→ **Task material**

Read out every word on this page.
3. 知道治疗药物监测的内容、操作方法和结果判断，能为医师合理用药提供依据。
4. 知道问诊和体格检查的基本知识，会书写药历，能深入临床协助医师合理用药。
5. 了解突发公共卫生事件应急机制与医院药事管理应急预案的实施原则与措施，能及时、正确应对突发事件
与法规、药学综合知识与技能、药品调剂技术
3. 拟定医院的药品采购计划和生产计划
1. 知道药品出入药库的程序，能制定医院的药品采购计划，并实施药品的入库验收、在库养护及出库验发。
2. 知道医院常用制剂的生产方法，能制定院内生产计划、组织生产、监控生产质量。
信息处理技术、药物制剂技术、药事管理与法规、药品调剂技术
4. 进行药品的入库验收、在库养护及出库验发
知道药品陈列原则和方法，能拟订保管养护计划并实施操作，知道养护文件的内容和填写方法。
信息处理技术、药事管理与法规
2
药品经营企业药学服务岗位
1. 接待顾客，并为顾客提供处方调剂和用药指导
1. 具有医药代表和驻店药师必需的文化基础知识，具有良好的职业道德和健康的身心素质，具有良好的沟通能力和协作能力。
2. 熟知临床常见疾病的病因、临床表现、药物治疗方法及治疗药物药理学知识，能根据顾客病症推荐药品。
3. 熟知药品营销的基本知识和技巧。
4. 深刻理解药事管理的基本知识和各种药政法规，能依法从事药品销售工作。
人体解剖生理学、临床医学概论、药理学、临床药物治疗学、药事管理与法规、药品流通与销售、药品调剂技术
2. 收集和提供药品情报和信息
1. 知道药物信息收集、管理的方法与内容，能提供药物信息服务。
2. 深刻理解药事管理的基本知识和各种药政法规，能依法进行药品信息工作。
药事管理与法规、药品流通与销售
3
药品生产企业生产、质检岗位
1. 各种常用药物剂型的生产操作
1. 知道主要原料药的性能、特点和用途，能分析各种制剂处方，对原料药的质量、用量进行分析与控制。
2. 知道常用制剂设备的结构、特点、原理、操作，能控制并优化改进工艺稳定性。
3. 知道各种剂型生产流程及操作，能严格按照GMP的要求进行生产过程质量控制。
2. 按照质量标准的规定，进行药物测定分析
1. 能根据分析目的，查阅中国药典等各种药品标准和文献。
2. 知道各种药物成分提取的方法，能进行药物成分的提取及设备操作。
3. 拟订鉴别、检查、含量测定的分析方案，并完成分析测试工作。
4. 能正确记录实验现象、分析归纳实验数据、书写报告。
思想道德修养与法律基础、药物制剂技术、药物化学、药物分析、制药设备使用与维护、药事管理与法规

→ **Task description**
Identify every line above with the string "在库养护及出库验发" in it. Copy those lines.

→ **Written answer**
1. 知道药品出入药库的程序，能制定医院的药品采购计划，并实施药品的入库验收、在库养护及出库验发。
4. 进行药品的入库验收、在库养护及出库验发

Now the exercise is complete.